*What to produce*
Using the data beneath, show every line that includes the word "Removal".

** START **

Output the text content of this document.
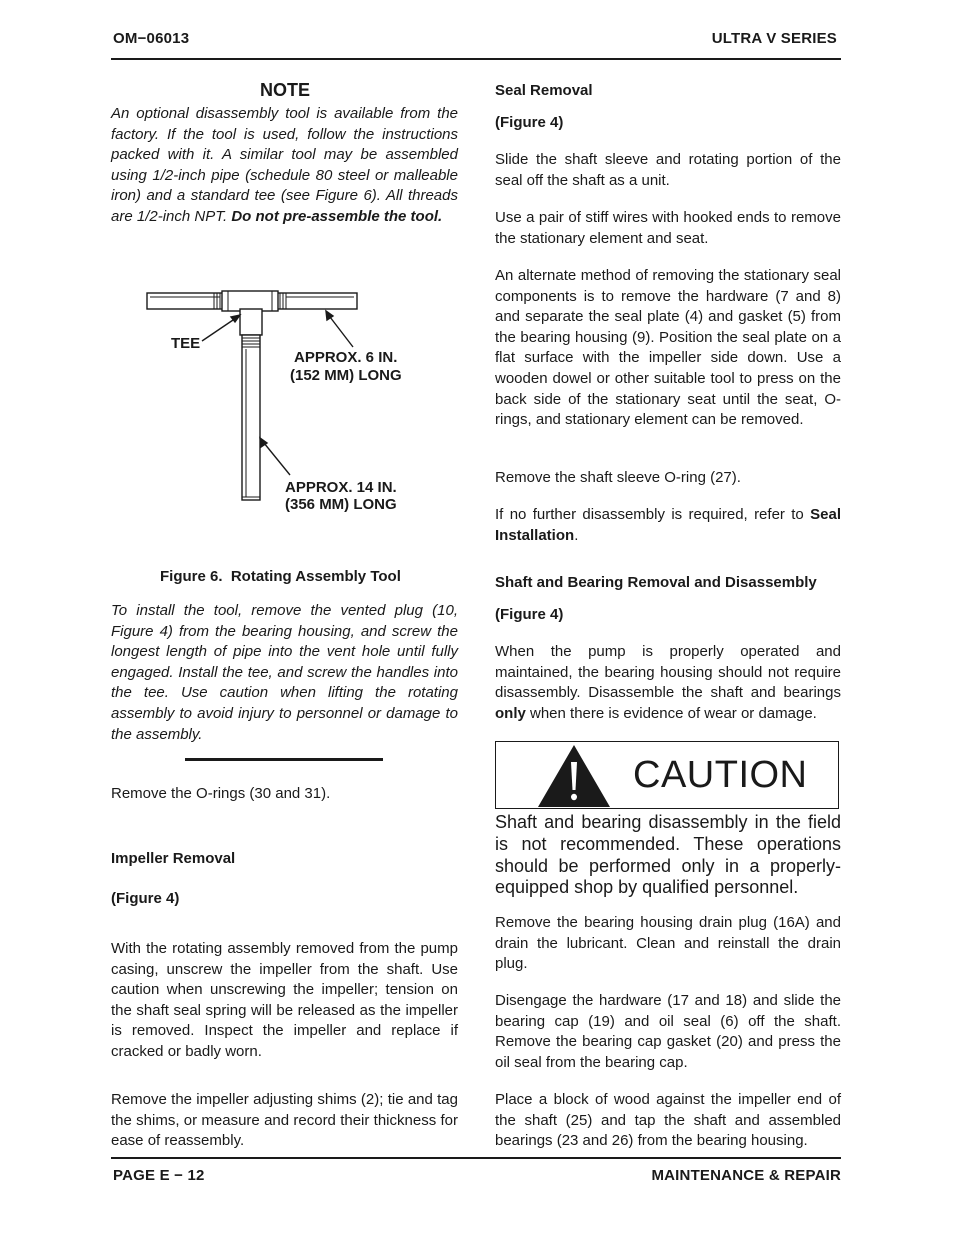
OM−06013	ULTRA V SERIES
NOTE

An optional disassembly tool is available from the factory. If the tool is used, follow the instructions packed with it. A similar tool may be assembled using 1/2-inch pipe (schedule 80 steel or malleable iron) and a standard tee (see Figure 6). All threads are 1/2-inch NPT. Do not pre-assemble the tool.

TEE
APPROX. 6 IN.
(152 MM) LONG
APPROX. 14 IN.
(356 MM) LONG
Figure 6.  Rotating Assembly Tool

To install the tool, remove the vented plug (10, Figure 4) from the bearing housing, and screw the longest length of pipe into the vent hole until fully engaged. Install the tee, and screw the handles into the tee. Use caution when lifting the rotating assembly to avoid injury to personnel or damage to the assembly.

Remove the O-rings (30 and 31).

Impeller Removal
(Figure 4)

With the rotating assembly removed from the pump casing, unscrew the impeller from the shaft. Use caution when unscrewing the impeller; tension on the shaft seal spring will be released as the impeller is removed. Inspect the impeller and replace if cracked or badly worn.

Remove the impeller adjusting shims (2); tie and tag the shims, or measure and record their thickness for ease of reassembly.

Seal Removal
(Figure 4)

Slide the shaft sleeve and rotating portion of the seal off the shaft as a unit.

Use a pair of stiff wires with hooked ends to remove the stationary element and seat.

An alternate method of removing the stationary seal components is to remove the hardware (7 and 8) and separate the seal plate (4) and gasket (5) from the bearing housing (9). Position the seal plate on a flat surface with the impeller side down. Use a wooden dowel or other suitable tool to press on the back side of the stationary seat until the seat, O-rings, and stationary element can be removed.

Remove the shaft sleeve O-ring (27).

If no further disassembly is required, refer to Seal Installation.

Shaft and Bearing Removal and Disassembly
(Figure 4)

When the pump is properly operated and maintained, the bearing housing should not require disassembly. Disassemble the shaft and bearings only when there is evidence of wear or damage.

CAUTION

Shaft and bearing disassembly in the field is not recommended. These operations should be performed only in a properly-equipped shop by qualified personnel.

Remove the bearing housing drain plug (16A) and drain the lubricant. Clean and reinstall the drain plug.

Disengage the hardware (17 and 18) and slide the bearing cap (19) and oil seal (6) off the shaft. Remove the bearing cap gasket (20) and press the oil seal from the bearing cap.

Place a block of wood against the impeller end of the shaft (25) and tap the shaft and assembled bearings (23 and 26) from the bearing housing.

PAGE E − 12	MAINTENANCE & REPAIR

** END **

*Exercise result*
Impeller Removal
Seal Removal
Shaft and Bearing Removal and Disassembly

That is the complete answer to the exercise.